Direction:
Quote every line below exactly as it reads.

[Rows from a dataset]
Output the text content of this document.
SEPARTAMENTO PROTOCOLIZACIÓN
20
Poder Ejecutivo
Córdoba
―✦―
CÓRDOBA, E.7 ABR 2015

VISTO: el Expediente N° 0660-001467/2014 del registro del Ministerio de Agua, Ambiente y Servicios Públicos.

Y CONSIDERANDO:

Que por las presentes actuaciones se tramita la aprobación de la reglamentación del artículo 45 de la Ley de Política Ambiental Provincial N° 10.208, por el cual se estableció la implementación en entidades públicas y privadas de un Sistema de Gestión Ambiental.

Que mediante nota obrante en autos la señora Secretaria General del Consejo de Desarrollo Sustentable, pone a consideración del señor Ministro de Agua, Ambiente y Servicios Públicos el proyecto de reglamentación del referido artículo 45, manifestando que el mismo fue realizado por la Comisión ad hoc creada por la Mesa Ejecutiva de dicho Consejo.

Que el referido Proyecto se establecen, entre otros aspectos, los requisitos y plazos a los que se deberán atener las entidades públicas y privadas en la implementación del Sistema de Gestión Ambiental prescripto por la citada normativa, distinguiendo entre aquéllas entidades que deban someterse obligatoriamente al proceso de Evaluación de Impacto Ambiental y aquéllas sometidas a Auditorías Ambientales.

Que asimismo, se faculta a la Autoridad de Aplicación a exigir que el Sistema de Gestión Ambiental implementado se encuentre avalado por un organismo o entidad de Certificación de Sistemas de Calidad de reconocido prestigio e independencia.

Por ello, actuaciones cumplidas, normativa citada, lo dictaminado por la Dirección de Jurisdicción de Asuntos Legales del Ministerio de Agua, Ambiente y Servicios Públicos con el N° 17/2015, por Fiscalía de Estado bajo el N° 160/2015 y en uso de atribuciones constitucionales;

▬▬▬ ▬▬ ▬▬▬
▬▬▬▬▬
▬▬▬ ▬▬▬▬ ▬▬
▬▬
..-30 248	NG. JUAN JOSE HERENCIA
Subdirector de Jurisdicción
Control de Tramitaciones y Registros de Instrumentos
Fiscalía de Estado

The completed task:
Output the text content of this document.
SEPARTAMENTO PROTOCOLIZACIÓN
20
Poder Ejecutivo
Córdoba
―✦―
CÓRDOBA, E.7 ABR 2015

VISTO: el Expediente N° 0660-001467/2014 del registro del Ministerio de Agua, Ambiente y Servicios Públicos.

Y CONSIDERANDO:

Que por las presentes actuaciones se tramita la aprobación de la reglamentación del artículo 45 de la Ley de Política Ambiental Provincial N° 10.208, por el cual se estableció la implementación en entidades públicas y privadas de un Sistema de Gestión Ambiental.

Que mediante nota obrante en autos la señora Secretaria General del Consejo de Desarrollo Sustentable, pone a consideración del señor Ministro de Agua, Ambiente y Servicios Públicos el proyecto de reglamentación del referido artículo 45, manifestando que el mismo fue realizado por la Comisión ad hoc creada por la Mesa Ejecutiva de dicho Consejo.

Que el referido Proyecto se establecen, entre otros aspectos, los requisitos y plazos a los que se deberán atener las entidades públicas y privadas en la implementación del Sistema de Gestión Ambiental prescripto por la citada normativa, distinguiendo entre aquéllas entidades que deban someterse obligatoriamente al proceso de Evaluación de Impacto Ambiental y aquéllas sometidas a Auditorías Ambientales.

Que asimismo, se faculta a la Autoridad de Aplicación a exigir que el Sistema de Gestión Ambiental implementado se encuentre avalado por un organismo o entidad de Certificación de Sistemas de Calidad de reconocido prestigio e independencia.

Por ello, actuaciones cumplidas, normativa citada, lo dictaminado por la Dirección de Jurisdicción de Asuntos Legales del Ministerio de Agua, Ambiente y Servicios Públicos con el N° 17/2015, por Fiscalía de Estado bajo el N° 160/2015 y en uso de atribuciones constitucionales;

▬▬▬ ▬▬ ▬▬▬
▬▬▬▬▬
▬▬▬ ▬▬▬▬ ▬▬
▬▬
..-30 248	NG. JUAN JOSE HERENCIA
Subdirector de Jurisdicción
Control de Tramitaciones y Registros de Instrumentos
Fiscalía de Estado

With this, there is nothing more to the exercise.